# GIVEN DATA
▼

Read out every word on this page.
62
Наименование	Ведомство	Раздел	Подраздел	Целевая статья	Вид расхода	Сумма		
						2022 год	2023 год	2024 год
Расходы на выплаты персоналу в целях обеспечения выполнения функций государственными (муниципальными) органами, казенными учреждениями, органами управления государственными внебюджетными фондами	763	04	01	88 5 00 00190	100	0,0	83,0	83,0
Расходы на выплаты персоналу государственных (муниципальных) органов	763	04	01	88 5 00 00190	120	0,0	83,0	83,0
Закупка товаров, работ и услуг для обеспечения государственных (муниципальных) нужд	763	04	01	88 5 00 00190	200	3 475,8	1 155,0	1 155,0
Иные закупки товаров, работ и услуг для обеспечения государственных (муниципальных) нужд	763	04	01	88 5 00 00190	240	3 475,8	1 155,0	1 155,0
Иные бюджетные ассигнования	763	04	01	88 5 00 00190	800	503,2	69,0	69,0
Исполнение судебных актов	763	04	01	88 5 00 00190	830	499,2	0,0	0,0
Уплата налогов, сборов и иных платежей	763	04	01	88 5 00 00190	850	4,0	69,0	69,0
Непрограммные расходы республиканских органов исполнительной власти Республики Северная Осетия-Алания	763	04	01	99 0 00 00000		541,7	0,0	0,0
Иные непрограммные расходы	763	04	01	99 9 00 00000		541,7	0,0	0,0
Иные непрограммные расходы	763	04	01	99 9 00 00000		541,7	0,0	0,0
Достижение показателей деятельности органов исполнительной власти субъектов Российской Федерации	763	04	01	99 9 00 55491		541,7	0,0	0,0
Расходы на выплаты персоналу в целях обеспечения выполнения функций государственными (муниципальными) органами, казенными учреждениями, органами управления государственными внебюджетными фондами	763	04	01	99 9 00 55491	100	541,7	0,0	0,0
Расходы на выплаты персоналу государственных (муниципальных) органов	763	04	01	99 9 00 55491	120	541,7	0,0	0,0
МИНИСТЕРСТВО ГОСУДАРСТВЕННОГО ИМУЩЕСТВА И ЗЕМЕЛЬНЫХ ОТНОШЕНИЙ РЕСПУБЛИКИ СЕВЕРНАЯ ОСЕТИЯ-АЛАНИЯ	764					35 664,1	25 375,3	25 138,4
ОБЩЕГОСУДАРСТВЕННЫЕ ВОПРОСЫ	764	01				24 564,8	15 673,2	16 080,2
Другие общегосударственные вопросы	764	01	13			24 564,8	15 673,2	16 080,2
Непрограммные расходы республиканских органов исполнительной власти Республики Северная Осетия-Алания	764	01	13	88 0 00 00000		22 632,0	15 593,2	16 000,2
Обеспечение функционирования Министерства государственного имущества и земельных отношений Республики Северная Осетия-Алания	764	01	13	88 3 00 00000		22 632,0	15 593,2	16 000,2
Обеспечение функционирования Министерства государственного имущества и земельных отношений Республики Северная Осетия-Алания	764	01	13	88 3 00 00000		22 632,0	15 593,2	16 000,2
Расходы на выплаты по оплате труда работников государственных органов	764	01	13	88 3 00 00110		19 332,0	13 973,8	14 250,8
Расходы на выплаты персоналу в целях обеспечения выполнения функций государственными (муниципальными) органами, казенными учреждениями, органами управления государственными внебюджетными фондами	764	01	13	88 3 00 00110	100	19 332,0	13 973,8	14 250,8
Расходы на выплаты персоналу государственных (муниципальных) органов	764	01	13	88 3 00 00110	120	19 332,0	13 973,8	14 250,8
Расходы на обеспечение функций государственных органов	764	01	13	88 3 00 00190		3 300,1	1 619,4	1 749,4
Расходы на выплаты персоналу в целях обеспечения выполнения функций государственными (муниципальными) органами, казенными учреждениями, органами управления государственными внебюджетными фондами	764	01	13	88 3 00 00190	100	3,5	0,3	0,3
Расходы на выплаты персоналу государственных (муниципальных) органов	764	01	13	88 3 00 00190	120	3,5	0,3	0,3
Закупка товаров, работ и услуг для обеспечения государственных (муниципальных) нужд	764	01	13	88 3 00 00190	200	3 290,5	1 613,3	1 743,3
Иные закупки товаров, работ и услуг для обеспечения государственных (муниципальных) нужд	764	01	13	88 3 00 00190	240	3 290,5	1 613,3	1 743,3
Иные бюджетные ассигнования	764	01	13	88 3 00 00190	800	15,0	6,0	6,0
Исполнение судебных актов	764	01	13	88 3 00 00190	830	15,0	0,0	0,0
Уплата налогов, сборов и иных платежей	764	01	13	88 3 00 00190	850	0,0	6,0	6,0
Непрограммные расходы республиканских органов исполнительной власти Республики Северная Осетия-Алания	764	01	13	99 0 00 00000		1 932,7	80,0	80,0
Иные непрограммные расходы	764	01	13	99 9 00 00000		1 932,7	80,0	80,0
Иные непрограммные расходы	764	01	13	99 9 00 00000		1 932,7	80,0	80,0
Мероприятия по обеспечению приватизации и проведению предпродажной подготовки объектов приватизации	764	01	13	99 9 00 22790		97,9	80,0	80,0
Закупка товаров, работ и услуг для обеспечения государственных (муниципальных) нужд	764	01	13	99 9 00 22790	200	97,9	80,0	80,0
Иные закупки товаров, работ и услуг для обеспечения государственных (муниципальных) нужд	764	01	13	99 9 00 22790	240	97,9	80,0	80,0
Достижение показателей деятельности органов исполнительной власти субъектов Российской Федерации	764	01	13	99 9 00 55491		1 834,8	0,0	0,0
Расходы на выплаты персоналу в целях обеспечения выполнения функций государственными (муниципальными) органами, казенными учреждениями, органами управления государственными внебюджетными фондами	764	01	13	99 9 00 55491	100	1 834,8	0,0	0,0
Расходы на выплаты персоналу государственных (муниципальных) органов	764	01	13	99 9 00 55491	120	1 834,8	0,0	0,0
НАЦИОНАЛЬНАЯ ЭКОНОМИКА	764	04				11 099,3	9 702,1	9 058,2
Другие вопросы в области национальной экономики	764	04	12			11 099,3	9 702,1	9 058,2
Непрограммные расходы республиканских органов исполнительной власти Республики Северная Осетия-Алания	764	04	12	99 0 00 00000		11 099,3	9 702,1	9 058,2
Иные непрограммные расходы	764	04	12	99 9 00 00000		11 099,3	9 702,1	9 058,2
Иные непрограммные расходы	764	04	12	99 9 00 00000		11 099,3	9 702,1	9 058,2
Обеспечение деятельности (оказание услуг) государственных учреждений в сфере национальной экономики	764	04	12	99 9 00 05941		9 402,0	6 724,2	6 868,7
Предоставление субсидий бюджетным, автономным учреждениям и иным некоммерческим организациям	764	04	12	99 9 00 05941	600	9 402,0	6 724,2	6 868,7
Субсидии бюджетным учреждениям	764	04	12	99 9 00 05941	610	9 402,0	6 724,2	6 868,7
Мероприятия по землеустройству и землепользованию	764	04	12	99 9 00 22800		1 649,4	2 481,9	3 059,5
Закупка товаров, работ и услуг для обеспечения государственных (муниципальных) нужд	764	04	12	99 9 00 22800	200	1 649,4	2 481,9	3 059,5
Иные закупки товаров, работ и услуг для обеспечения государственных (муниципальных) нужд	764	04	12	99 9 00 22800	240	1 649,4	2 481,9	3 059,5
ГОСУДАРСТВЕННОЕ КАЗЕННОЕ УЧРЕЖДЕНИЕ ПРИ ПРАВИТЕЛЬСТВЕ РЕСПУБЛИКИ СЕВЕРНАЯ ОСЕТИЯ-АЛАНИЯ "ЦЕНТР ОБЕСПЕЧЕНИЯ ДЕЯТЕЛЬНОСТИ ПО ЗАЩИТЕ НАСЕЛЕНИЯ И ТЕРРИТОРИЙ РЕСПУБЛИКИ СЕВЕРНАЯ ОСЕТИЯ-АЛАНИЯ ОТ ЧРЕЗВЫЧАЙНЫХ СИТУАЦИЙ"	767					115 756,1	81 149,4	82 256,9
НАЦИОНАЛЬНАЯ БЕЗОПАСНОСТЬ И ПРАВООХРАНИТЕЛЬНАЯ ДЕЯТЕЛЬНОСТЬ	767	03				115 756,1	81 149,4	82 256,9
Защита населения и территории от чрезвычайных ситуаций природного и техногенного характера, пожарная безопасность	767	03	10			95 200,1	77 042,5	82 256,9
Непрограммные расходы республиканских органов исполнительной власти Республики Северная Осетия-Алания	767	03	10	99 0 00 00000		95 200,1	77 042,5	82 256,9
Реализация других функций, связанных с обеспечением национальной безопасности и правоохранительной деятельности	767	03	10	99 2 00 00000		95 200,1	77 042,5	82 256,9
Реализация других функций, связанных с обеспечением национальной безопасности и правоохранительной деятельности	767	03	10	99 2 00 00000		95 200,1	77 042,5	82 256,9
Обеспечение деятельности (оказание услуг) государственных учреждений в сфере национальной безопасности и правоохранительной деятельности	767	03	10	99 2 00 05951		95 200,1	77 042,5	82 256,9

▲

# GIVEN INSTRUCTION
Write out every line of the entries that holds the word "Мероприятия".

# WORKED SOLUTION
Мероприятия по обеспечению приватизации и проведению предпродажной подготовки объектов приватизации	764	01	13	99 9 00 22790		97,9	80,0	80,0
Мероприятия по землеустройству и землепользованию	764	04	12	99 9 00 22800		1 649,4	2 481,9	3 059,5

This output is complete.